** Stated task **
Every record here should be printed again exactly.

--- Data lines ---

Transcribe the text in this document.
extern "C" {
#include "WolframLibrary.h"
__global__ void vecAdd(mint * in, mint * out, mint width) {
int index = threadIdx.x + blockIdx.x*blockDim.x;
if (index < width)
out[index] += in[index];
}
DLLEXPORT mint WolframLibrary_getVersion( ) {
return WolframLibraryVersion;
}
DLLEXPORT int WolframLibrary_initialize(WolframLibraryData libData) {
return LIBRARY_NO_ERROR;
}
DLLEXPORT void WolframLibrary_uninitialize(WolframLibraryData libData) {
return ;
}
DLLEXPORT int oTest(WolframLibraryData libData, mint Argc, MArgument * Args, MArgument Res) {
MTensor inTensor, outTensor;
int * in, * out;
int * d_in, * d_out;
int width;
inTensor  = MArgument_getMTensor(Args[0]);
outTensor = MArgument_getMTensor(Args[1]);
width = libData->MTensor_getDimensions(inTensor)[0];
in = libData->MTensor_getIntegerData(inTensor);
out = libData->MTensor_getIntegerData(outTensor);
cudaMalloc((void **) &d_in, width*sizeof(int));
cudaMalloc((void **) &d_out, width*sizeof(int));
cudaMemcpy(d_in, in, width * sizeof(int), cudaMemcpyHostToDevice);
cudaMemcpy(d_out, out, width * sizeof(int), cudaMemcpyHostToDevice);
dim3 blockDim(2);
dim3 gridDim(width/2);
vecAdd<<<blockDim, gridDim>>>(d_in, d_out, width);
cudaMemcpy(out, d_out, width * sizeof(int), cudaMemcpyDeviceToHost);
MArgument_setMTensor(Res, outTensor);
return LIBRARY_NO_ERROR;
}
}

---

** Answer to the problem **
Transcribe the text in this document.
extern "C" {
#include "WolframLibrary.h"
__global__ void vecAdd(mint * in, mint * out, mint width) {
int index = threadIdx.x + blockIdx.x*blockDim.x;
if (index < width)
out[index] += in[index];
}
DLLEXPORT mint WolframLibrary_getVersion( ) {
return WolframLibraryVersion;
}
DLLEXPORT int WolframLibrary_initialize(WolframLibraryData libData) {
return LIBRARY_NO_ERROR;
}
DLLEXPORT void WolframLibrary_uninitialize(WolframLibraryData libData) {
return ;
}
DLLEXPORT int oTest(WolframLibraryData libData, mint Argc, MArgument * Args, MArgument Res) {
MTensor inTensor, outTensor;
int * in, * out;
int * d_in, * d_out;
int width;
inTensor  = MArgument_getMTensor(Args[0]);
outTensor = MArgument_getMTensor(Args[1]);
width = libData->MTensor_getDimensions(inTensor)[0];
in = libData->MTensor_getIntegerData(inTensor);
out = libData->MTensor_getIntegerData(outTensor);
cudaMalloc((void **) &d_in, width*sizeof(int));
cudaMalloc((void **) &d_out, width*sizeof(int));
cudaMemcpy(d_in, in, width * sizeof(int), cudaMemcpyHostToDevice);
cudaMemcpy(d_out, out, width * sizeof(int), cudaMemcpyHostToDevice);
dim3 blockDim(2);
dim3 gridDim(width/2);
vecAdd<<<blockDim, gridDim>>>(d_in, d_out, width);
cudaMemcpy(out, d_out, width * sizeof(int), cudaMemcpyDeviceToHost);
MArgument_setMTensor(Res, outTensor);
return LIBRARY_NO_ERROR;
}
}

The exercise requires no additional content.